— begin Extracted entries —
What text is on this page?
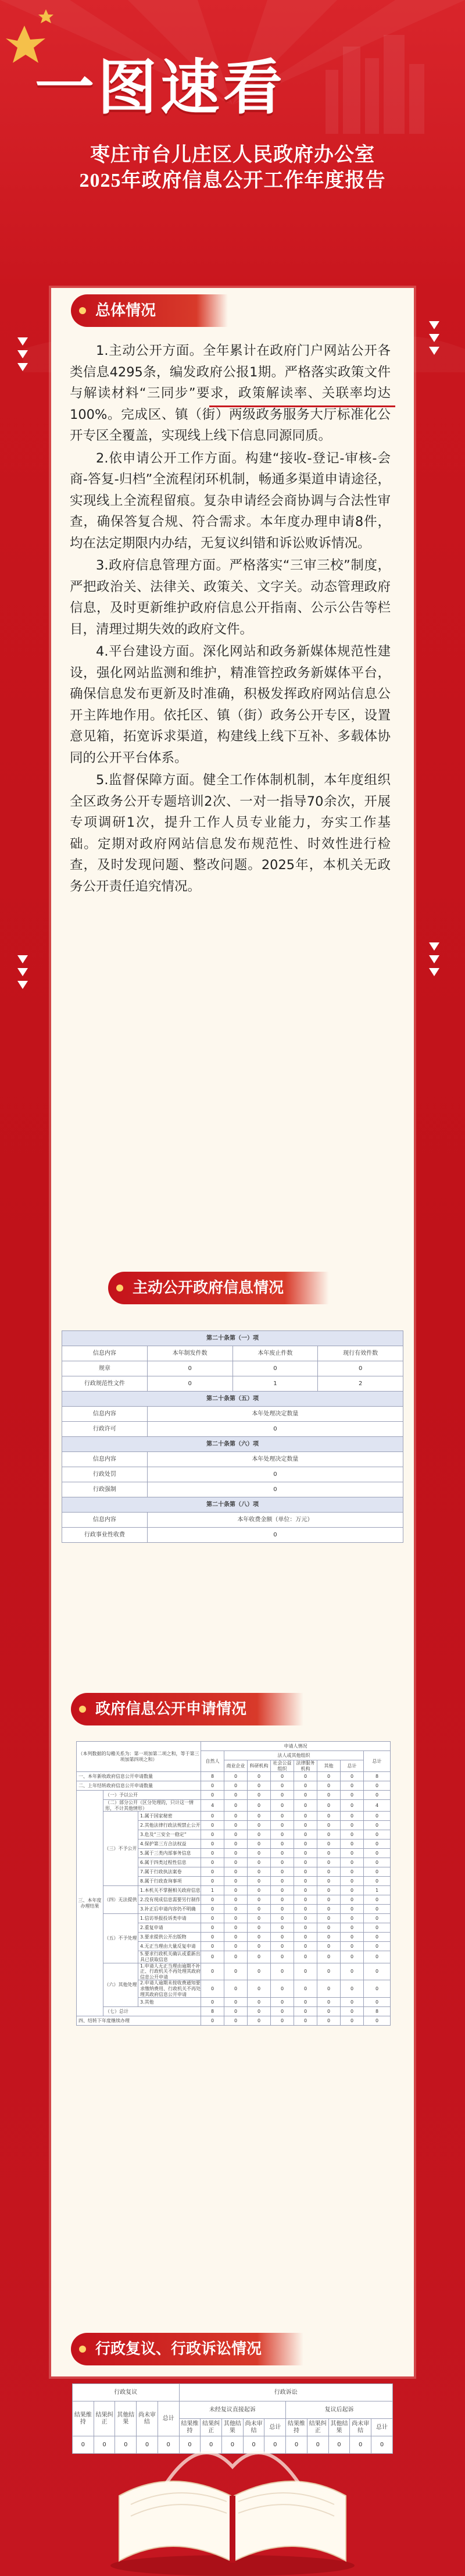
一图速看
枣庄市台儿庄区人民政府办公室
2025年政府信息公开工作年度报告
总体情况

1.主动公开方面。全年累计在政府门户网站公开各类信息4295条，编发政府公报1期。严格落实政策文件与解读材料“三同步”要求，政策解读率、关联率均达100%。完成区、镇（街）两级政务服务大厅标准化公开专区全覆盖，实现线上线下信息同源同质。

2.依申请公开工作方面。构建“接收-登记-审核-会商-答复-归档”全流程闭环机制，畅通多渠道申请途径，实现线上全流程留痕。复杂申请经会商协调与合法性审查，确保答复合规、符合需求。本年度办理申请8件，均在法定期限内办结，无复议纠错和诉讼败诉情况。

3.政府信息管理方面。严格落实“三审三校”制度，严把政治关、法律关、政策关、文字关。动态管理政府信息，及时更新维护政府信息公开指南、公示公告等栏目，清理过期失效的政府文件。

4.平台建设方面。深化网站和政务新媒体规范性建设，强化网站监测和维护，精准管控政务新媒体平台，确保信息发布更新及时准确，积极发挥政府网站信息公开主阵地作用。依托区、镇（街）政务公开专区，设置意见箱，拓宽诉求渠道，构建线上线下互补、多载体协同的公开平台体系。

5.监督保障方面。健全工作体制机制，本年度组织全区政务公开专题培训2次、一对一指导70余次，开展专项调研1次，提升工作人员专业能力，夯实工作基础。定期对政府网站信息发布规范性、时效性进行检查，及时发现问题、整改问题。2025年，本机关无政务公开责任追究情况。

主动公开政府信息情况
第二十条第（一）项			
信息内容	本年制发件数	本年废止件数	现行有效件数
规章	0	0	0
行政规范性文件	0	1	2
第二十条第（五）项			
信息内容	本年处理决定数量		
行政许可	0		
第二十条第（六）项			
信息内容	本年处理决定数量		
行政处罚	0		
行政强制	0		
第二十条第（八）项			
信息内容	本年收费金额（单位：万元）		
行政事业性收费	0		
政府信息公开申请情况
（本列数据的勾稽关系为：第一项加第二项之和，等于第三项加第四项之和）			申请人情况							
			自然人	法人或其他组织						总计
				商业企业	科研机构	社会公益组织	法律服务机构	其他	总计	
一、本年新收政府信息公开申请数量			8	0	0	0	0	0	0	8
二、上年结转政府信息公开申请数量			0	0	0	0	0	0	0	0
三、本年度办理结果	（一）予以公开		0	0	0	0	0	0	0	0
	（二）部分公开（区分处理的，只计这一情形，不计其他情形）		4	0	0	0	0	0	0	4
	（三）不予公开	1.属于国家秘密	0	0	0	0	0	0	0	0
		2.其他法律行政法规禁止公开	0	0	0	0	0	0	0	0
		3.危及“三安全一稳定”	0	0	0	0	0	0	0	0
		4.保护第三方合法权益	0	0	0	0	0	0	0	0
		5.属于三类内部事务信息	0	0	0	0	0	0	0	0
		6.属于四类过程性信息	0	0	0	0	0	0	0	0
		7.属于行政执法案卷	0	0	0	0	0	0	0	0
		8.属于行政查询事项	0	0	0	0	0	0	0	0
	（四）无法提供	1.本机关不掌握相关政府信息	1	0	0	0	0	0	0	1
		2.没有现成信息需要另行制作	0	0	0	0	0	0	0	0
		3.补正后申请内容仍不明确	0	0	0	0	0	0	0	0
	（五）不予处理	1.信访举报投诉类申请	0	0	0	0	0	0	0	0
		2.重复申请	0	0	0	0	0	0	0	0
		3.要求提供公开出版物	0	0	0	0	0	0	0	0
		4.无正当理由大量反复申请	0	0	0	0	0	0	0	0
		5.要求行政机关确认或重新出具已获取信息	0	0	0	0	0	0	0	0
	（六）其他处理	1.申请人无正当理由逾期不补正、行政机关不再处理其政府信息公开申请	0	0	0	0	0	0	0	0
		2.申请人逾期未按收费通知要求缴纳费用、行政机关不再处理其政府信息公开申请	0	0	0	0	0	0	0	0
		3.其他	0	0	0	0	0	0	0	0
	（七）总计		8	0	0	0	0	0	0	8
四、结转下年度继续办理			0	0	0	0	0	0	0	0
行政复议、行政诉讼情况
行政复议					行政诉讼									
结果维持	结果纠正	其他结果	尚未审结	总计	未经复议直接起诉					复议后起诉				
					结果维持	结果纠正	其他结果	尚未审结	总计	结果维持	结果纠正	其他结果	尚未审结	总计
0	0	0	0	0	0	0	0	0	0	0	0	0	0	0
— end Extracted entries —
- Exercise directions -
Without the pictures, extract every entry verbatim.

- Answer in full -
What text is on this page?
一图速看
枣庄市台儿庄区人民政府办公室
2025年政府信息公开工作年度报告
总体情况

1.主动公开方面。全年累计在政府门户网站公开各类信息4295条，编发政府公报1期。严格落实政策文件与解读材料“三同步”要求，政策解读率、关联率均达100%。完成区、镇（街）两级政务服务大厅标准化公开专区全覆盖，实现线上线下信息同源同质。

2.依申请公开工作方面。构建“接收-登记-审核-会商-答复-归档”全流程闭环机制，畅通多渠道申请途径，实现线上全流程留痕。复杂申请经会商协调与合法性审查，确保答复合规、符合需求。本年度办理申请8件，均在法定期限内办结，无复议纠错和诉讼败诉情况。

3.政府信息管理方面。严格落实“三审三校”制度，严把政治关、法律关、政策关、文字关。动态管理政府信息，及时更新维护政府信息公开指南、公示公告等栏目，清理过期失效的政府文件。

4.平台建设方面。深化网站和政务新媒体规范性建设，强化网站监测和维护，精准管控政务新媒体平台，确保信息发布更新及时准确，积极发挥政府网站信息公开主阵地作用。依托区、镇（街）政务公开专区，设置意见箱，拓宽诉求渠道，构建线上线下互补、多载体协同的公开平台体系。

5.监督保障方面。健全工作体制机制，本年度组织全区政务公开专题培训2次、一对一指导70余次，开展专项调研1次，提升工作人员专业能力，夯实工作基础。定期对政府网站信息发布规范性、时效性进行检查，及时发现问题、整改问题。2025年，本机关无政务公开责任追究情况。

主动公开政府信息情况
第二十条第（一）项			
信息内容	本年制发件数	本年废止件数	现行有效件数
规章	0	0	0
行政规范性文件	0	1	2
第二十条第（五）项			
信息内容	本年处理决定数量		
行政许可	0		
第二十条第（六）项			
信息内容	本年处理决定数量		
行政处罚	0		
行政强制	0		
第二十条第（八）项			
信息内容	本年收费金额（单位：万元）		
行政事业性收费	0		
政府信息公开申请情况
（本列数据的勾稽关系为：第一项加第二项之和，等于第三项加第四项之和）			申请人情况							
			自然人	法人或其他组织						总计
				商业企业	科研机构	社会公益组织	法律服务机构	其他	总计	
一、本年新收政府信息公开申请数量			8	0	0	0	0	0	0	8
二、上年结转政府信息公开申请数量			0	0	0	0	0	0	0	0
三、本年度办理结果	（一）予以公开		0	0	0	0	0	0	0	0
	（二）部分公开（区分处理的，只计这一情形，不计其他情形）		4	0	0	0	0	0	0	4
	（三）不予公开	1.属于国家秘密	0	0	0	0	0	0	0	0
		2.其他法律行政法规禁止公开	0	0	0	0	0	0	0	0
		3.危及“三安全一稳定”	0	0	0	0	0	0	0	0
		4.保护第三方合法权益	0	0	0	0	0	0	0	0
		5.属于三类内部事务信息	0	0	0	0	0	0	0	0
		6.属于四类过程性信息	0	0	0	0	0	0	0	0
		7.属于行政执法案卷	0	0	0	0	0	0	0	0
		8.属于行政查询事项	0	0	0	0	0	0	0	0
	（四）无法提供	1.本机关不掌握相关政府信息	1	0	0	0	0	0	0	1
		2.没有现成信息需要另行制作	0	0	0	0	0	0	0	0
		3.补正后申请内容仍不明确	0	0	0	0	0	0	0	0
	（五）不予处理	1.信访举报投诉类申请	0	0	0	0	0	0	0	0
		2.重复申请	0	0	0	0	0	0	0	0
		3.要求提供公开出版物	0	0	0	0	0	0	0	0
		4.无正当理由大量反复申请	0	0	0	0	0	0	0	0
		5.要求行政机关确认或重新出具已获取信息	0	0	0	0	0	0	0	0
	（六）其他处理	1.申请人无正当理由逾期不补正、行政机关不再处理其政府信息公开申请	0	0	0	0	0	0	0	0
		2.申请人逾期未按收费通知要求缴纳费用、行政机关不再处理其政府信息公开申请	0	0	0	0	0	0	0	0
		3.其他	0	0	0	0	0	0	0	0
	（七）总计		8	0	0	0	0	0	0	8
四、结转下年度继续办理			0	0	0	0	0	0	0	0
行政复议、行政诉讼情况
行政复议					行政诉讼									
结果维持	结果纠正	其他结果	尚未审结	总计	未经复议直接起诉					复议后起诉				
					结果维持	结果纠正	其他结果	尚未审结	总计	结果维持	结果纠正	其他结果	尚未审结	总计
0	0	0	0	0	0	0	0	0	0	0	0	0	0	0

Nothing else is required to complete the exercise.